Task goal:
Set down the material once more, exactly as it appears.

Data section:

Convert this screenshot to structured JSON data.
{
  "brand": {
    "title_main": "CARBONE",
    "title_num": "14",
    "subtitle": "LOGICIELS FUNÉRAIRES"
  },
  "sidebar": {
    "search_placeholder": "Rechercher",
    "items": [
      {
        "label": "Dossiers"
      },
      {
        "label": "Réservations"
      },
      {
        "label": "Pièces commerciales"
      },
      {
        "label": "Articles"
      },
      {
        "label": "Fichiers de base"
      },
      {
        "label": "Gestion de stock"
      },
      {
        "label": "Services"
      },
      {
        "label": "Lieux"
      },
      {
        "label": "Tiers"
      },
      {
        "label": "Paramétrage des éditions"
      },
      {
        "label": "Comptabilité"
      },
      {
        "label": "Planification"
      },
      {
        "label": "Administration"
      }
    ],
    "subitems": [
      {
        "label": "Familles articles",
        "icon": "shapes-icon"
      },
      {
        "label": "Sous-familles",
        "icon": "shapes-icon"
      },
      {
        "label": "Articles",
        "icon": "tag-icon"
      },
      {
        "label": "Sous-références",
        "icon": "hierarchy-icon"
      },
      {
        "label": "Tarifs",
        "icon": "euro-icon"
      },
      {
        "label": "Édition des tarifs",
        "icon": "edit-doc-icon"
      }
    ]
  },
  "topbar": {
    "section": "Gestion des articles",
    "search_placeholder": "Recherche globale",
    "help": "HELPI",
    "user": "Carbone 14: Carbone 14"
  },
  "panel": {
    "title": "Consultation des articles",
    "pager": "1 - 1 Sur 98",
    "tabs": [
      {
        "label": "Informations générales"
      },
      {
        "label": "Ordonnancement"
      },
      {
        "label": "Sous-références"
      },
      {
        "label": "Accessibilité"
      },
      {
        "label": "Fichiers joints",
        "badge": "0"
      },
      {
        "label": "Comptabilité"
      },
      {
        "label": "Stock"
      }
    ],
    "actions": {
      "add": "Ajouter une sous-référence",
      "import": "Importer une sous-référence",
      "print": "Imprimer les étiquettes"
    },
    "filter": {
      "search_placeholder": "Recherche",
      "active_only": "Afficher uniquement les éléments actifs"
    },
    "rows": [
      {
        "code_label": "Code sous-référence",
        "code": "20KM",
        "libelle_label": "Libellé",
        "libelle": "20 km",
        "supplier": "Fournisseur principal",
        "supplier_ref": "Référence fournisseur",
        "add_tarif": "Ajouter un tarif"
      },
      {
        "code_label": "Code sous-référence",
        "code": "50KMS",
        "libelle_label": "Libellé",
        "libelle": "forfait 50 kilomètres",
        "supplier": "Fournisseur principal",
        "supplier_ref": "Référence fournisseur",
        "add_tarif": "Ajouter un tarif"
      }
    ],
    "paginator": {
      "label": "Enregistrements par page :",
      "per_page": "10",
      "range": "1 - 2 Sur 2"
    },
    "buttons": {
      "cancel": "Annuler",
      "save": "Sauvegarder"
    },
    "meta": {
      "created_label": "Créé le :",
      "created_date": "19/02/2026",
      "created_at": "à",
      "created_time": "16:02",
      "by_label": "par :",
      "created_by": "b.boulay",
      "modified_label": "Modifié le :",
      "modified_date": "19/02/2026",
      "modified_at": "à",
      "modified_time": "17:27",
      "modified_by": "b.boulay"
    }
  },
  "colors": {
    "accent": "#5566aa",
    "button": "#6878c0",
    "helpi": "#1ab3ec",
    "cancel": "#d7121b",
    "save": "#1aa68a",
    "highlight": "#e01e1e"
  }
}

Response:
Convert this screenshot to structured JSON data.
{
  "brand": {
    "title_main": "CARBONE",
    "title_num": "14",
    "subtitle": "LOGICIELS FUNÉRAIRES"
  },
  "sidebar": {
    "search_placeholder": "Rechercher",
    "items": [
      {
        "label": "Dossiers"
      },
      {
        "label": "Réservations"
      },
      {
        "label": "Pièces commerciales"
      },
      {
        "label": "Articles"
      },
      {
        "label": "Fichiers de base"
      },
      {
        "label": "Gestion de stock"
      },
      {
        "label": "Services"
      },
      {
        "label": "Lieux"
      },
      {
        "label": "Tiers"
      },
      {
        "label": "Paramétrage des éditions"
      },
      {
        "label": "Comptabilité"
      },
      {
        "label": "Planification"
      },
      {
        "label": "Administration"
      }
    ],
    "subitems": [
      {
        "label": "Familles articles",
        "icon": "shapes-icon"
      },
      {
        "label": "Sous-familles",
        "icon": "shapes-icon"
      },
      {
        "label": "Articles",
        "icon": "tag-icon"
      },
      {
        "label": "Sous-références",
        "icon": "hierarchy-icon"
      },
      {
        "label": "Tarifs",
        "icon": "euro-icon"
      },
      {
        "label": "Édition des tarifs",
        "icon": "edit-doc-icon"
      }
    ]
  },
  "topbar": {
    "section": "Gestion des articles",
    "search_placeholder": "Recherche globale",
    "help": "HELPI",
    "user": "Carbone 14: Carbone 14"
  },
  "panel": {
    "title": "Consultation des articles",
    "pager": "1 - 1 Sur 98",
    "tabs": [
      {
        "label": "Informations générales"
      },
      {
        "label": "Ordonnancement"
      },
      {
        "label": "Sous-références"
      },
      {
        "label": "Accessibilité"
      },
      {
        "label": "Fichiers joints",
        "badge": "0"
      },
      {
        "label": "Comptabilité"
      },
      {
        "label": "Stock"
      }
    ],
    "actions": {
      "add": "Ajouter une sous-référence",
      "import": "Importer une sous-référence",
      "print": "Imprimer les étiquettes"
    },
    "filter": {
      "search_placeholder": "Recherche",
      "active_only": "Afficher uniquement les éléments actifs"
    },
    "rows": [
      {
        "code_label": "Code sous-référence",
        "code": "20KM",
        "libelle_label": "Libellé",
        "libelle": "20 km",
        "supplier": "Fournisseur principal",
        "supplier_ref": "Référence fournisseur",
        "add_tarif": "Ajouter un tarif"
      },
      {
        "code_label": "Code sous-référence",
        "code": "50KMS",
        "libelle_label": "Libellé",
        "libelle": "forfait 50 kilomètres",
        "supplier": "Fournisseur principal",
        "supplier_ref": "Référence fournisseur",
        "add_tarif": "Ajouter un tarif"
      }
    ],
    "paginator": {
      "label": "Enregistrements par page :",
      "per_page": "10",
      "range": "1 - 2 Sur 2"
    },
    "buttons": {
      "cancel": "Annuler",
      "save": "Sauvegarder"
    },
    "meta": {
      "created_label": "Créé le :",
      "created_date": "19/02/2026",
      "created_at": "à",
      "created_time": "16:02",
      "by_label": "par :",
      "created_by": "b.boulay",
      "modified_label": "Modifié le :",
      "modified_date": "19/02/2026",
      "modified_at": "à",
      "modified_time": "17:27",
      "modified_by": "b.boulay"
    }
  },
  "colors": {
    "accent": "#5566aa",
    "button": "#6878c0",
    "helpi": "#1ab3ec",
    "cancel": "#d7121b",
    "save": "#1aa68a",
    "highlight": "#e01e1e"
  }
}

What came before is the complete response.